■ EXERCISE ■
The data follows this line. Copy verbatim the line with "Convert this screenshot" and each line after it to the end.

■ Collected data ■
■ ■ ■ ■

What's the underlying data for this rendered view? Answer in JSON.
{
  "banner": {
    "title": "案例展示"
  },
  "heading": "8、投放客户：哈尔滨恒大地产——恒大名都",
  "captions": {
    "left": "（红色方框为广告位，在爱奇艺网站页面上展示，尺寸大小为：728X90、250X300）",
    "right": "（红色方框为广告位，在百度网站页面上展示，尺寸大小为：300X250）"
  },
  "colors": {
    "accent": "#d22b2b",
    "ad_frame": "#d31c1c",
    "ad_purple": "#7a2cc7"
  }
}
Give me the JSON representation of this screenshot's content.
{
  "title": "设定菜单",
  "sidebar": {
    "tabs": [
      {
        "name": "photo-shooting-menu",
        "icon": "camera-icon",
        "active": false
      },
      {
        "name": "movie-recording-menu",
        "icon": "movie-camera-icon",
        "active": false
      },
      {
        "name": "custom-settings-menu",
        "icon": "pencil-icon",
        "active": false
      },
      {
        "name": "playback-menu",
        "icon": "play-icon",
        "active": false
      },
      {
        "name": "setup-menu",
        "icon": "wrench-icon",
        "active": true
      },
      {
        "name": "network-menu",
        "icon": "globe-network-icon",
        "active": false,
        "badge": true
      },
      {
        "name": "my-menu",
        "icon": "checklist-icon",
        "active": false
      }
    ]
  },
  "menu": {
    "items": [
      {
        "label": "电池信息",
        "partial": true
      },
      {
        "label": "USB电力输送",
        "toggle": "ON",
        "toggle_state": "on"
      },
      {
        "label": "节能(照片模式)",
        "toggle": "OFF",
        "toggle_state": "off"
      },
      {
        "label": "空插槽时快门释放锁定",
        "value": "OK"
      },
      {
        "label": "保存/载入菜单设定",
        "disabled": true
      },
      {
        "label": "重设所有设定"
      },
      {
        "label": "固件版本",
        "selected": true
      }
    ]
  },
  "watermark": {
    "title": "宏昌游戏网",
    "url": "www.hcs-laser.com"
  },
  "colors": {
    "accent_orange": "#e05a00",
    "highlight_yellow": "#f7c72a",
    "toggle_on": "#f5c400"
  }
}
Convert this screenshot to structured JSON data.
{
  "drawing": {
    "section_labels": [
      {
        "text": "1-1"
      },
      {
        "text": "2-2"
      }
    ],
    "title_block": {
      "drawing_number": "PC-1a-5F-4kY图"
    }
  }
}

■ ■ ■ ■

■ SOLVED PROBLEM ■
Convert this screenshot to structured JSON data.
{
  "drawing": {
    "section_labels": [
      {
        "text": "1-1"
      },
      {
        "text": "2-2"
      }
    ],
    "title_block": {
      "drawing_number": "PC-1a-5F-4kY图"
    }
  }
}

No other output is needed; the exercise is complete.